**PODANE WIERSZE**
▬▬▬▬▬▬▬▬▬▬

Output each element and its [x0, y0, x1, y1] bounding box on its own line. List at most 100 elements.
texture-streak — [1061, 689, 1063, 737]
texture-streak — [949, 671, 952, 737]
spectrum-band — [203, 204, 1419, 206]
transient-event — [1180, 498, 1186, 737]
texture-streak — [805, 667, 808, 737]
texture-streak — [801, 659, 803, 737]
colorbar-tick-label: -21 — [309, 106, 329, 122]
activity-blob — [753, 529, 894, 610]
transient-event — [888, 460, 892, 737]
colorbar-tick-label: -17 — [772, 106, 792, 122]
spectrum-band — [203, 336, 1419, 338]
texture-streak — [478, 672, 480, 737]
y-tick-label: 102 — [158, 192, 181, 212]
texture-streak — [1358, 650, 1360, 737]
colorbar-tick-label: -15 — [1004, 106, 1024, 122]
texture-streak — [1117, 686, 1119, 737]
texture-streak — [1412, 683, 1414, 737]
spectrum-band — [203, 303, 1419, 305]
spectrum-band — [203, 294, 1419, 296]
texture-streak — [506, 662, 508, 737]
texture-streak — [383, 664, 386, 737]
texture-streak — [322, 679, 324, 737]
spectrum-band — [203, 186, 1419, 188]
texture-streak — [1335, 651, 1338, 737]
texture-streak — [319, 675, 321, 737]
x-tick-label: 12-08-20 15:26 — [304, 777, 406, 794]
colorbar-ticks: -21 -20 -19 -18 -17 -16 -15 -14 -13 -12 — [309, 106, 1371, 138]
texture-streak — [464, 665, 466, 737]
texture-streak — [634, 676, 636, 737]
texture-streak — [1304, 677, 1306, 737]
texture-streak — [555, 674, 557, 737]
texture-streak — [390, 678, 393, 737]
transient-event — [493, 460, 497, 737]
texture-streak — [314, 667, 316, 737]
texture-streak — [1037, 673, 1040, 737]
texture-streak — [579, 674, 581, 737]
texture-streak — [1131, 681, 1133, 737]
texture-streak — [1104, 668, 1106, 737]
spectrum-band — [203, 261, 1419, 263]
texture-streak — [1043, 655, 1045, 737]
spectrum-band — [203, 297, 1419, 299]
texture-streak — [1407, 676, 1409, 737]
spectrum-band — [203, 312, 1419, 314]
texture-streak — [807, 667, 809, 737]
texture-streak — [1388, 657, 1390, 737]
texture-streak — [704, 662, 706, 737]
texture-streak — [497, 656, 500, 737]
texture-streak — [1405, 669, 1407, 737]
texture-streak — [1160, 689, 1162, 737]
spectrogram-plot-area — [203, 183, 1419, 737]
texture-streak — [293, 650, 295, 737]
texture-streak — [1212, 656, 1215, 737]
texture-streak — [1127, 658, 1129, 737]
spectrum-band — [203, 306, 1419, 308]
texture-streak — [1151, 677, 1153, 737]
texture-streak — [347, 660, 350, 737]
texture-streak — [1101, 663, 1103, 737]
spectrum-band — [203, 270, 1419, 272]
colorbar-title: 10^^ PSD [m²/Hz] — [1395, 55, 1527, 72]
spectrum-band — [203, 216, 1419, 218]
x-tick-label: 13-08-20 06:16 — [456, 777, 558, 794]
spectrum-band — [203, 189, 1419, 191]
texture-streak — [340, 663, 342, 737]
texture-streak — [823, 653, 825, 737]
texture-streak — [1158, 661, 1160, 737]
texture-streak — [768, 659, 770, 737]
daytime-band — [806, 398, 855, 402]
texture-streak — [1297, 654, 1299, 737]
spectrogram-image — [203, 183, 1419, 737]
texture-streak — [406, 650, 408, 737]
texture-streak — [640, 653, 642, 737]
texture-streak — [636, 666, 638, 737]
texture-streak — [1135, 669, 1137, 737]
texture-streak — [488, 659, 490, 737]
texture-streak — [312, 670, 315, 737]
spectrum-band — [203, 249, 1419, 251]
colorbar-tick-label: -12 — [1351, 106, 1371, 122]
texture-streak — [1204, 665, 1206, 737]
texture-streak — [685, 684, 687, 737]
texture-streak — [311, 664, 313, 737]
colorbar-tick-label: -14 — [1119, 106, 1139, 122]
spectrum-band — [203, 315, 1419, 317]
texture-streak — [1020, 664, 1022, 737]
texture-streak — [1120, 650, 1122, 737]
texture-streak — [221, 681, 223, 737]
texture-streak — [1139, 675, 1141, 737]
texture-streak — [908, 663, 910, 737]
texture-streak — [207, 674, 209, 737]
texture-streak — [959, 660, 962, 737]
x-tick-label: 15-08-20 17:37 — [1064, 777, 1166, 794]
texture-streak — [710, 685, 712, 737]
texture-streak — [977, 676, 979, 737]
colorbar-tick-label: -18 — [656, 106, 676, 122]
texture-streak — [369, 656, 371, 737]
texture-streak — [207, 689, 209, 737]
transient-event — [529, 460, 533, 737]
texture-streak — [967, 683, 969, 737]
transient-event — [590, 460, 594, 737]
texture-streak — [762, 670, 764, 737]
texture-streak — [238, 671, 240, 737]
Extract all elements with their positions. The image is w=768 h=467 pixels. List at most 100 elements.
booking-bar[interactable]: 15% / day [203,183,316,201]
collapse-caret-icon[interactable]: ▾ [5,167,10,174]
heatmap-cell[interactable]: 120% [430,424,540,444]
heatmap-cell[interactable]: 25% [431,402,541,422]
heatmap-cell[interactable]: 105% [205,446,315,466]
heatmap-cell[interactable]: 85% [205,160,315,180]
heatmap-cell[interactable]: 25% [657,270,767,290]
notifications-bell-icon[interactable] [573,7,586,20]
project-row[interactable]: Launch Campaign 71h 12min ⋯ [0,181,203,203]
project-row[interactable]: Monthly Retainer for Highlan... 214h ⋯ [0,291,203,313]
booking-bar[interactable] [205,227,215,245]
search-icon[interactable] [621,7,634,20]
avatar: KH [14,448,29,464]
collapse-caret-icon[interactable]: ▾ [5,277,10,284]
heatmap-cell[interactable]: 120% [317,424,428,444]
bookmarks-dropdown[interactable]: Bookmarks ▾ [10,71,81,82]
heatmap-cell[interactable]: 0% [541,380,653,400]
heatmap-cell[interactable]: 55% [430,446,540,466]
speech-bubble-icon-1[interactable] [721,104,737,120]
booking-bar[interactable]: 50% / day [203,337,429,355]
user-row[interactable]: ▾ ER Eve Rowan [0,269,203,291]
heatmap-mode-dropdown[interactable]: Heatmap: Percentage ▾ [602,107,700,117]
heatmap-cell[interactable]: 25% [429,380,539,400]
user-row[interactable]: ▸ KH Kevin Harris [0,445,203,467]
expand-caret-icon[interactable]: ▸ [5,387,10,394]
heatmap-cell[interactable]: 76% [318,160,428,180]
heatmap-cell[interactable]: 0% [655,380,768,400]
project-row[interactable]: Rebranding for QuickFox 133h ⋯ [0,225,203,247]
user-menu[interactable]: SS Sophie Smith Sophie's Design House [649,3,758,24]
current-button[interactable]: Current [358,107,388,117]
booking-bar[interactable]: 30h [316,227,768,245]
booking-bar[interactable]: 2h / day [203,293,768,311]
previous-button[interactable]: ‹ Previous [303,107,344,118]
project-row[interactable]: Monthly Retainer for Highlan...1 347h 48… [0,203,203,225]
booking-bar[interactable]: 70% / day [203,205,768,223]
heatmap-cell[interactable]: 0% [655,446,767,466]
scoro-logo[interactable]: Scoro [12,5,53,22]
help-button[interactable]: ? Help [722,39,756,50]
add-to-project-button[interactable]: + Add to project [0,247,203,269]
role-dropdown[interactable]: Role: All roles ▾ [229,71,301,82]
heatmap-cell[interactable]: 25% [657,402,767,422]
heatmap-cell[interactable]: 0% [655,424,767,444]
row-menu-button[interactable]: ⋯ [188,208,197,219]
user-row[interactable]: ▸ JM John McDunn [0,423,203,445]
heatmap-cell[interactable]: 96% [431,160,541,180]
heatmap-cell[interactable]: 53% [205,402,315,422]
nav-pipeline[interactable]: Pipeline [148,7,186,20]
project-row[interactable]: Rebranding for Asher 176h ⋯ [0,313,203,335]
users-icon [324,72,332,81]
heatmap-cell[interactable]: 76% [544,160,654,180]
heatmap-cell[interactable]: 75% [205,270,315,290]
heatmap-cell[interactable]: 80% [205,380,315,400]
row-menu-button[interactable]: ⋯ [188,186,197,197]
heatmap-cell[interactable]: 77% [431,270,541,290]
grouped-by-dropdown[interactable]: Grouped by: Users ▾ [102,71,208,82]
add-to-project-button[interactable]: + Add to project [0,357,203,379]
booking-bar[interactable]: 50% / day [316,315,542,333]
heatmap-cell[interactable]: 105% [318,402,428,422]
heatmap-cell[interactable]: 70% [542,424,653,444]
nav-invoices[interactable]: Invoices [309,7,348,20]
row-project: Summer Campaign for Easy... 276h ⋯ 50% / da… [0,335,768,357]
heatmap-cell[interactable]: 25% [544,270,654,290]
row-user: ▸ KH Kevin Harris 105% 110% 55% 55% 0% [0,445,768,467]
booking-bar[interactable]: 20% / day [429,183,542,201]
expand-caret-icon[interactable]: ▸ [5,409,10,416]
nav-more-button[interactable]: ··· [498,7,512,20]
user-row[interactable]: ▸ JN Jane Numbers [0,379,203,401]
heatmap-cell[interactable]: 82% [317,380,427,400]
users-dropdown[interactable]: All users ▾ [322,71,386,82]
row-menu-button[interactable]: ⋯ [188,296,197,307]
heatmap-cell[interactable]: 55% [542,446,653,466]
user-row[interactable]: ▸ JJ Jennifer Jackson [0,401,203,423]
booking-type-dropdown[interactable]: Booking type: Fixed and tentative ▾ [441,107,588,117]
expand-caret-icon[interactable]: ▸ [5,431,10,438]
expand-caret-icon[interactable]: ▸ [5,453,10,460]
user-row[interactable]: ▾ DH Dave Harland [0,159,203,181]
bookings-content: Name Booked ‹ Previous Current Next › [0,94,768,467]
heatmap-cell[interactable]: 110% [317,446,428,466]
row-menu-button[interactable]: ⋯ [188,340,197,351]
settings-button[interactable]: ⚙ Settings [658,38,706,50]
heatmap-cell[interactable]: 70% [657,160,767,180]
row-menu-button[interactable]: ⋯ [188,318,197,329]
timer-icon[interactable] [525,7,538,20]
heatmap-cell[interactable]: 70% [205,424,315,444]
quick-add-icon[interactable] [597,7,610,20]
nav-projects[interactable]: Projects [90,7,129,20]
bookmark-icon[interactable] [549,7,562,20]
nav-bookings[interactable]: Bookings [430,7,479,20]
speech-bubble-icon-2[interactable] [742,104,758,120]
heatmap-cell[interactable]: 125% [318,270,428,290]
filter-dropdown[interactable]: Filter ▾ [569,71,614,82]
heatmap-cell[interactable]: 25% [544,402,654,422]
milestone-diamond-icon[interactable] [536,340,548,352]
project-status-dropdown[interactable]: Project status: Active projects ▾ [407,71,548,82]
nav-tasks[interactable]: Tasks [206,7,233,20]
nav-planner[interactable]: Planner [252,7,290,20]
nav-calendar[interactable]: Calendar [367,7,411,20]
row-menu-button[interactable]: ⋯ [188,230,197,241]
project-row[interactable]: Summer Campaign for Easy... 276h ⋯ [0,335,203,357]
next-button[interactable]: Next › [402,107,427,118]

▬▬▬▬▬▬▬▬▬▬

**POLECENIE**
Wybierz z powyższych danych wszystkie wiersze, w których występuje słowo „Kevin”, i przepisz każdy z nich w całości.

**WYNIK ĆWICZENIA**
user-row[interactable]: ▸ KH Kevin Harris [0,445,203,467]
row-user: ▸ KH Kevin Harris 105% 110% 55% 55% 0% [0,445,768,467]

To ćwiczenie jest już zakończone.